Objective -
Locate the lines of the listing below that hold "TERC", then copy each of them.

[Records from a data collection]
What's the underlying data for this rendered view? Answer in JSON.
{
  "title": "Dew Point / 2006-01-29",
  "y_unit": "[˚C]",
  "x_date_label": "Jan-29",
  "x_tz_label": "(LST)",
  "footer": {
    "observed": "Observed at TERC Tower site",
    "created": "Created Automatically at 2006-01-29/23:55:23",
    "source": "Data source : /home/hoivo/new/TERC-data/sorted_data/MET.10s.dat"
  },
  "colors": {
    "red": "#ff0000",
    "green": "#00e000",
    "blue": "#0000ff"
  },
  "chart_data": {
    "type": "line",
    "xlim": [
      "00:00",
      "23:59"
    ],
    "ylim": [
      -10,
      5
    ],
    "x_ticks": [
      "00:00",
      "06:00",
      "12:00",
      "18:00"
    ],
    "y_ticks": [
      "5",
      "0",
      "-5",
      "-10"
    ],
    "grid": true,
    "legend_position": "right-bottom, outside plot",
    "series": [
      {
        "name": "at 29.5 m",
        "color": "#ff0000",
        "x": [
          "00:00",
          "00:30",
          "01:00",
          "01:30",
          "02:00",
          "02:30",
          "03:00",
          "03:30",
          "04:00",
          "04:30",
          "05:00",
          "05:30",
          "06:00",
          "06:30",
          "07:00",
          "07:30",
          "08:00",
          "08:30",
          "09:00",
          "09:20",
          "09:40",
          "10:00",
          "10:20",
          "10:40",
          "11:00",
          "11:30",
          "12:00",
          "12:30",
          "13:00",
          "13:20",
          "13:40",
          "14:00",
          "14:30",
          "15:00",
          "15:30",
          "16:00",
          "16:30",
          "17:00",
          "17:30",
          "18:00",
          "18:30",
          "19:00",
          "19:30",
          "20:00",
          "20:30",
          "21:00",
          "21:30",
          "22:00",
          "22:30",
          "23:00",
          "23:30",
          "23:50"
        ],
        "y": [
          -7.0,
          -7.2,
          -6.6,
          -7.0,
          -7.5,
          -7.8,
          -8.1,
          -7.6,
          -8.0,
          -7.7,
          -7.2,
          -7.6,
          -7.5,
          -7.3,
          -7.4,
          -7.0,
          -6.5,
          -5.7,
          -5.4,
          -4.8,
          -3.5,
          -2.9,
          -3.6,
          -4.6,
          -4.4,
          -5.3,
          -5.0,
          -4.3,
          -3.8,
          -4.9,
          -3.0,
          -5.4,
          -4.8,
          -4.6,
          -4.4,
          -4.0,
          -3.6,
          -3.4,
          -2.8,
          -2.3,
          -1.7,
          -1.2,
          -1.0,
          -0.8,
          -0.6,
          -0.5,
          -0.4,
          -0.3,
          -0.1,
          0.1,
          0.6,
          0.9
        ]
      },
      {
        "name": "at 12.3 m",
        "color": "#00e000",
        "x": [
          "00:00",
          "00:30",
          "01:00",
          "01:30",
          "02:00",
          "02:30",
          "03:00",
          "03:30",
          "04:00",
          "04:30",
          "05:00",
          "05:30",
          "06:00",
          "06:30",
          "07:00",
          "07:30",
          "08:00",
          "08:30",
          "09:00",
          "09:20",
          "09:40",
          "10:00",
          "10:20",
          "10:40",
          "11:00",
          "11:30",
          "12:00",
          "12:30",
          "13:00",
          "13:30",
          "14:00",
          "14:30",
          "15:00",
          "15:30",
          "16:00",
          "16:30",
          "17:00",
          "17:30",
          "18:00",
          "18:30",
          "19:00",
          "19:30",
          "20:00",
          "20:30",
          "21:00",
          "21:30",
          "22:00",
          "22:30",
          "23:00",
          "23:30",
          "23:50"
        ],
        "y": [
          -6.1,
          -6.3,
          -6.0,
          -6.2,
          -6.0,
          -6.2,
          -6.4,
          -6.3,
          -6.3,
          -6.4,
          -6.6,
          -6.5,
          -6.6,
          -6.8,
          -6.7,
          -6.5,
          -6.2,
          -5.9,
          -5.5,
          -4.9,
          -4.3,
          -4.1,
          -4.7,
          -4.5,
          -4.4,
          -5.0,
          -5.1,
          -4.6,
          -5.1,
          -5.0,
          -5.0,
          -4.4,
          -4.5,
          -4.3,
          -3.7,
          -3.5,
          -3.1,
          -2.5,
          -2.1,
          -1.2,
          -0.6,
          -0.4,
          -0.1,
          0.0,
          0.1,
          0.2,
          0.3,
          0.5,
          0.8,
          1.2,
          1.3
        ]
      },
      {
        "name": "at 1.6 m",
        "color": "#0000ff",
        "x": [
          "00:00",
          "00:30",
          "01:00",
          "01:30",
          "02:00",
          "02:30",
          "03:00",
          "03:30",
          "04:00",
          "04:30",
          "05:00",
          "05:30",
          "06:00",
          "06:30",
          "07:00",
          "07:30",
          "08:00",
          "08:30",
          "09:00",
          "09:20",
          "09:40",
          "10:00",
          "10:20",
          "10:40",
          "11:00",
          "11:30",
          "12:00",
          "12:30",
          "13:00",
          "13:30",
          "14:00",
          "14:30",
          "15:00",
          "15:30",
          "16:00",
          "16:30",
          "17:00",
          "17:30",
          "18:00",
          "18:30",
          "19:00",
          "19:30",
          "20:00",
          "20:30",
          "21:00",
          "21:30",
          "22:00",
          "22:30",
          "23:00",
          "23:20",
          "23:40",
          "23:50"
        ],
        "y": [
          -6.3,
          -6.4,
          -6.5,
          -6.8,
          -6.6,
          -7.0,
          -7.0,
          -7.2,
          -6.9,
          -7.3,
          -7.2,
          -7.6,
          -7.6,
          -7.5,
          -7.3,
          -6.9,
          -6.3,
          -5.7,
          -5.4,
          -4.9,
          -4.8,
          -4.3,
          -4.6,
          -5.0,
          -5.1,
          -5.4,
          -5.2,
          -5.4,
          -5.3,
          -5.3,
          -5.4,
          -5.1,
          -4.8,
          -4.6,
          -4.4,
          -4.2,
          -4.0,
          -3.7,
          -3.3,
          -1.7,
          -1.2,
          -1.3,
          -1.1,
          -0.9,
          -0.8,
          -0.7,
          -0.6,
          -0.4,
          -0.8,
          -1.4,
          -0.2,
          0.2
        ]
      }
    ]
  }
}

The reply -
    "observed": "Observed at TERC Tower site",
    "source": "Data source : /home/hoivo/new/TERC-data/sorted_data/MET.10s.dat"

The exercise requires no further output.